:: Given request ::
Extract all of the entries and give them again, word for word.
* Begin Records for processing *
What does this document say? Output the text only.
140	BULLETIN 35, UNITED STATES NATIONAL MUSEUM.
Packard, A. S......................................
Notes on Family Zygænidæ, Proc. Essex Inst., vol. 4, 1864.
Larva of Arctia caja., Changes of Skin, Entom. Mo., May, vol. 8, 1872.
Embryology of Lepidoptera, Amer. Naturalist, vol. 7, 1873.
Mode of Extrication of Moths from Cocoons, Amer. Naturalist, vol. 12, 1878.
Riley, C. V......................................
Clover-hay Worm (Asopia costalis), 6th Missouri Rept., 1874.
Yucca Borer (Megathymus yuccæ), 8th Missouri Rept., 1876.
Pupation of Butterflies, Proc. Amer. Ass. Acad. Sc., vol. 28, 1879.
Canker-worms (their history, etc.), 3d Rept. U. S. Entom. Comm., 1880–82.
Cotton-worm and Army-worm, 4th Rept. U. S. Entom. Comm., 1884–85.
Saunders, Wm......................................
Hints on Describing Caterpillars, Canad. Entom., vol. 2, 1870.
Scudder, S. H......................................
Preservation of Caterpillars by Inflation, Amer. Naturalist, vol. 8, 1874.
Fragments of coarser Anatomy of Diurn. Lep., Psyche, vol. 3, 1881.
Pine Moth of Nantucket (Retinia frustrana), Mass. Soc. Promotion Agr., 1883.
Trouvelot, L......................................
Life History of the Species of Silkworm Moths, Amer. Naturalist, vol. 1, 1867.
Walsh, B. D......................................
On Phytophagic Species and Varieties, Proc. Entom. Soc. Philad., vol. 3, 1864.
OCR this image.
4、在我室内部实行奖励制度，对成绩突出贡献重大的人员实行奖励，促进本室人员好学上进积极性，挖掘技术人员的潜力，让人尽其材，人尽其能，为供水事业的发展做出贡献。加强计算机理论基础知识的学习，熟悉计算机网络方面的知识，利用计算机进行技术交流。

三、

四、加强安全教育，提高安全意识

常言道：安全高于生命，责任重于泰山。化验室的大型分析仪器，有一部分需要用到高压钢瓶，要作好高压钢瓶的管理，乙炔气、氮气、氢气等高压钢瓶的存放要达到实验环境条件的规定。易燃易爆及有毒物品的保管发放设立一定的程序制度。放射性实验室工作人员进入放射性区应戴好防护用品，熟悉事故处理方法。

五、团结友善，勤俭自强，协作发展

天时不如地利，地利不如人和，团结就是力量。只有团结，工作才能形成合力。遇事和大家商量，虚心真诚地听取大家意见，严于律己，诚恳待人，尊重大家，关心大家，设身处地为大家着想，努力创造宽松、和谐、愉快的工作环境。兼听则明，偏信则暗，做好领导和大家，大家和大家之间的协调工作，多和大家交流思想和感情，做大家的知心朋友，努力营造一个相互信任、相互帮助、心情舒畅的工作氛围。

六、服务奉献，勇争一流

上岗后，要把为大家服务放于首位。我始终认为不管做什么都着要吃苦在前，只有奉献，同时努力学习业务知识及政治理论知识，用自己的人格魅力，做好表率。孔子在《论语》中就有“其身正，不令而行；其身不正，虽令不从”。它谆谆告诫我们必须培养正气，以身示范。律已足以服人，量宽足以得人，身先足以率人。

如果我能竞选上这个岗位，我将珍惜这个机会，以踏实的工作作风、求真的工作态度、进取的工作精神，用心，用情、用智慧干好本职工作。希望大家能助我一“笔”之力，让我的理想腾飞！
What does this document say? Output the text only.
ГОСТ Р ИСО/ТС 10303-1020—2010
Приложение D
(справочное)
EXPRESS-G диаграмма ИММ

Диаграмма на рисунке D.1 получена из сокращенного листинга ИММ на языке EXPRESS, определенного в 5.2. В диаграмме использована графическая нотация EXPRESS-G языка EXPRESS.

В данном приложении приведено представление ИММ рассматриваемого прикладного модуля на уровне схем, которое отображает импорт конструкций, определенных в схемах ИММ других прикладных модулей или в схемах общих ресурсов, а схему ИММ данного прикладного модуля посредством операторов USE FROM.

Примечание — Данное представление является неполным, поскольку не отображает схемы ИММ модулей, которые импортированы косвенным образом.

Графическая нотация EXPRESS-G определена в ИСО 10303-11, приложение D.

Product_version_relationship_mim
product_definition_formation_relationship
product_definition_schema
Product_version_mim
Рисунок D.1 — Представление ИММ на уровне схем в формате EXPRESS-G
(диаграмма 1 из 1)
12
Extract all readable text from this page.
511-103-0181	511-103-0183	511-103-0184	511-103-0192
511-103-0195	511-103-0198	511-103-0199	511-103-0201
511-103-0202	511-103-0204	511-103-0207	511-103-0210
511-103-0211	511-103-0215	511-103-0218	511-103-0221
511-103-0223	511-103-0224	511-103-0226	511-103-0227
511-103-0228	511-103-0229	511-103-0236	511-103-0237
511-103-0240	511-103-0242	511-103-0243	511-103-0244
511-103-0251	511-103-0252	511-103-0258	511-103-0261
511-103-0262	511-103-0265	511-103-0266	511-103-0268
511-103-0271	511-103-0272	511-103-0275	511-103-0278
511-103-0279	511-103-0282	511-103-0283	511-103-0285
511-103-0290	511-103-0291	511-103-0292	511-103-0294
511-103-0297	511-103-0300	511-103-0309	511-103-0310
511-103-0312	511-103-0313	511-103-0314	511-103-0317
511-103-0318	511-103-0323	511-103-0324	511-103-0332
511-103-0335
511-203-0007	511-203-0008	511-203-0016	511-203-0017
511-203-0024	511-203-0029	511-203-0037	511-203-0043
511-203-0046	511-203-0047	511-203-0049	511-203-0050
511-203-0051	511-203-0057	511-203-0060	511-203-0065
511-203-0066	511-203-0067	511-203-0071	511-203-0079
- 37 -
* End Records for processing *
:: Answer to the problem ::
What does this document say? Output the text only.
140	BULLETIN 35, UNITED STATES NATIONAL MUSEUM.
Packard, A. S......................................
Notes on Family Zygænidæ, Proc. Essex Inst., vol. 4, 1864.
Larva of Arctia caja., Changes of Skin, Entom. Mo., May, vol. 8, 1872.
Embryology of Lepidoptera, Amer. Naturalist, vol. 7, 1873.
Mode of Extrication of Moths from Cocoons, Amer. Naturalist, vol. 12, 1878.
Riley, C. V......................................
Clover-hay Worm (Asopia costalis), 6th Missouri Rept., 1874.
Yucca Borer (Megathymus yuccæ), 8th Missouri Rept., 1876.
Pupation of Butterflies, Proc. Amer. Ass. Acad. Sc., vol. 28, 1879.
Canker-worms (their history, etc.), 3d Rept. U. S. Entom. Comm., 1880–82.
Cotton-worm and Army-worm, 4th Rept. U. S. Entom. Comm., 1884–85.
Saunders, Wm......................................
Hints on Describing Caterpillars, Canad. Entom., vol. 2, 1870.
Scudder, S. H......................................
Preservation of Caterpillars by Inflation, Amer. Naturalist, vol. 8, 1874.
Fragments of coarser Anatomy of Diurn. Lep., Psyche, vol. 3, 1881.
Pine Moth of Nantucket (Retinia frustrana), Mass. Soc. Promotion Agr., 1883.
Trouvelot, L......................................
Life History of the Species of Silkworm Moths, Amer. Naturalist, vol. 1, 1867.
Walsh, B. D......................................
On Phytophagic Species and Varieties, Proc. Entom. Soc. Philad., vol. 3, 1864.
OCR this image.
4、在我室内部实行奖励制度，对成绩突出贡献重大的人员实行奖励，促进本室人员好学上进积极性，挖掘技术人员的潜力，让人尽其材，人尽其能，为供水事业的发展做出贡献。加强计算机理论基础知识的学习，熟悉计算机网络方面的知识，利用计算机进行技术交流。

三、

四、加强安全教育，提高安全意识

常言道：安全高于生命，责任重于泰山。化验室的大型分析仪器，有一部分需要用到高压钢瓶，要作好高压钢瓶的管理，乙炔气、氮气、氢气等高压钢瓶的存放要达到实验环境条件的规定。易燃易爆及有毒物品的保管发放设立一定的程序制度。放射性实验室工作人员进入放射性区应戴好防护用品，熟悉事故处理方法。

五、团结友善，勤俭自强，协作发展

天时不如地利，地利不如人和，团结就是力量。只有团结，工作才能形成合力。遇事和大家商量，虚心真诚地听取大家意见，严于律己，诚恳待人，尊重大家，关心大家，设身处地为大家着想，努力创造宽松、和谐、愉快的工作环境。兼听则明，偏信则暗，做好领导和大家，大家和大家之间的协调工作，多和大家交流思想和感情，做大家的知心朋友，努力营造一个相互信任、相互帮助、心情舒畅的工作氛围。

六、服务奉献，勇争一流

上岗后，要把为大家服务放于首位。我始终认为不管做什么都着要吃苦在前，只有奉献，同时努力学习业务知识及政治理论知识，用自己的人格魅力，做好表率。孔子在《论语》中就有“其身正，不令而行；其身不正，虽令不从”。它谆谆告诫我们必须培养正气，以身示范。律已足以服人，量宽足以得人，身先足以率人。

如果我能竞选上这个岗位，我将珍惜这个机会，以踏实的工作作风、求真的工作态度、进取的工作精神，用心，用情、用智慧干好本职工作。希望大家能助我一“笔”之力，让我的理想腾飞！
What does this document say? Output the text only.
ГОСТ Р ИСО/ТС 10303-1020—2010
Приложение D
(справочное)
EXPRESS-G диаграмма ИММ

Диаграмма на рисунке D.1 получена из сокращенного листинга ИММ на языке EXPRESS, определенного в 5.2. В диаграмме использована графическая нотация EXPRESS-G языка EXPRESS.

В данном приложении приведено представление ИММ рассматриваемого прикладного модуля на уровне схем, которое отображает импорт конструкций, определенных в схемах ИММ других прикладных модулей или в схемах общих ресурсов, а схему ИММ данного прикладного модуля посредством операторов USE FROM.

Примечание — Данное представление является неполным, поскольку не отображает схемы ИММ модулей, которые импортированы косвенным образом.

Графическая нотация EXPRESS-G определена в ИСО 10303-11, приложение D.

Product_version_relationship_mim
product_definition_formation_relationship
product_definition_schema
Product_version_mim
Рисунок D.1 — Представление ИММ на уровне схем в формате EXPRESS-G
(диаграмма 1 из 1)
12
Extract all readable text from this page.
511-103-0181	511-103-0183	511-103-0184	511-103-0192
511-103-0195	511-103-0198	511-103-0199	511-103-0201
511-103-0202	511-103-0204	511-103-0207	511-103-0210
511-103-0211	511-103-0215	511-103-0218	511-103-0221
511-103-0223	511-103-0224	511-103-0226	511-103-0227
511-103-0228	511-103-0229	511-103-0236	511-103-0237
511-103-0240	511-103-0242	511-103-0243	511-103-0244
511-103-0251	511-103-0252	511-103-0258	511-103-0261
511-103-0262	511-103-0265	511-103-0266	511-103-0268
511-103-0271	511-103-0272	511-103-0275	511-103-0278
511-103-0279	511-103-0282	511-103-0283	511-103-0285
511-103-0290	511-103-0291	511-103-0292	511-103-0294
511-103-0297	511-103-0300	511-103-0309	511-103-0310
511-103-0312	511-103-0313	511-103-0314	511-103-0317
511-103-0318	511-103-0323	511-103-0324	511-103-0332
511-103-0335
511-203-0007	511-203-0008	511-203-0016	511-203-0017
511-203-0024	511-203-0029	511-203-0037	511-203-0043
511-203-0046	511-203-0047	511-203-0049	511-203-0050
511-203-0051	511-203-0057	511-203-0060	511-203-0065
511-203-0066	511-203-0067	511-203-0071	511-203-0079
- 37 -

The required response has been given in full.